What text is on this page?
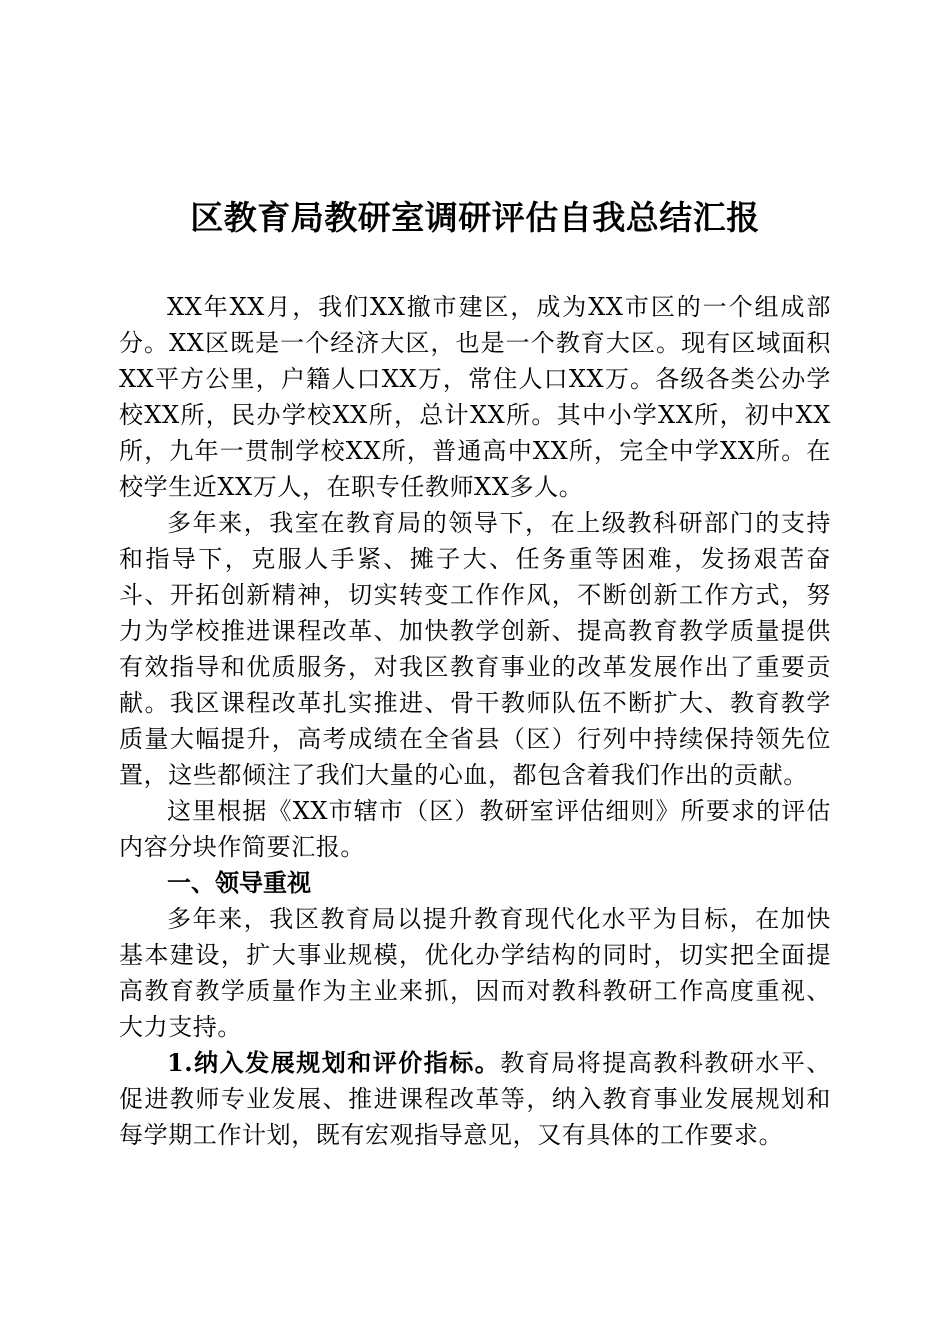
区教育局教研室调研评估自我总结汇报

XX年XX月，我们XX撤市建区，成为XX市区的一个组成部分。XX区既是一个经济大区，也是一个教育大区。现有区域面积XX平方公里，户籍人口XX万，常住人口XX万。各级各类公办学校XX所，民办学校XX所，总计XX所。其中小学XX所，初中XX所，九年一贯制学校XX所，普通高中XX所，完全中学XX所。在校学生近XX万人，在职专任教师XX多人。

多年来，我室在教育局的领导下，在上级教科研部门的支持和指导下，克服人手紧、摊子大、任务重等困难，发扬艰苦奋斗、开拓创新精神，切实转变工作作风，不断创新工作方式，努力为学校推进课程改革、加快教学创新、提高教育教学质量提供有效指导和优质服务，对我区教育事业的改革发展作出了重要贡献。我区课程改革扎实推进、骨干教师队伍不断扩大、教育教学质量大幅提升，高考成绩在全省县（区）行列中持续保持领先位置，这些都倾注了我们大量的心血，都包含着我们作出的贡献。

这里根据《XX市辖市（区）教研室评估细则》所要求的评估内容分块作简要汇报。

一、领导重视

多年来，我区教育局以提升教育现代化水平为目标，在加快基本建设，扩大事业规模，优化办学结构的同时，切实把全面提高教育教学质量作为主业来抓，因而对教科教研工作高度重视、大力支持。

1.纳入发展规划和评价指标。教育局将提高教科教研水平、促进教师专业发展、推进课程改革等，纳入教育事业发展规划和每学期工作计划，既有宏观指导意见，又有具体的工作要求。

--*--

▸ **EXERCISE INSTRUCTIONS**:
Omit the pictures and reproduce the listing exactly.

▸ **RESPONSE FOR THIS EXERCISE**:
What text is on this page?
区教育局教研室调研评估自我总结汇报

XX年XX月，我们XX撤市建区，成为XX市区的一个组成部分。XX区既是一个经济大区，也是一个教育大区。现有区域面积XX平方公里，户籍人口XX万，常住人口XX万。各级各类公办学校XX所，民办学校XX所，总计XX所。其中小学XX所，初中XX所，九年一贯制学校XX所，普通高中XX所，完全中学XX所。在校学生近XX万人，在职专任教师XX多人。

多年来，我室在教育局的领导下，在上级教科研部门的支持和指导下，克服人手紧、摊子大、任务重等困难，发扬艰苦奋斗、开拓创新精神，切实转变工作作风，不断创新工作方式，努力为学校推进课程改革、加快教学创新、提高教育教学质量提供有效指导和优质服务，对我区教育事业的改革发展作出了重要贡献。我区课程改革扎实推进、骨干教师队伍不断扩大、教育教学质量大幅提升，高考成绩在全省县（区）行列中持续保持领先位置，这些都倾注了我们大量的心血，都包含着我们作出的贡献。

这里根据《XX市辖市（区）教研室评估细则》所要求的评估内容分块作简要汇报。

一、领导重视

多年来，我区教育局以提升教育现代化水平为目标，在加快基本建设，扩大事业规模，优化办学结构的同时，切实把全面提高教育教学质量作为主业来抓，因而对教科教研工作高度重视、大力支持。

1.纳入发展规划和评价指标。教育局将提高教科教研水平、促进教师专业发展、推进课程改革等，纳入教育事业发展规划和每学期工作计划，既有宏观指导意见，又有具体的工作要求。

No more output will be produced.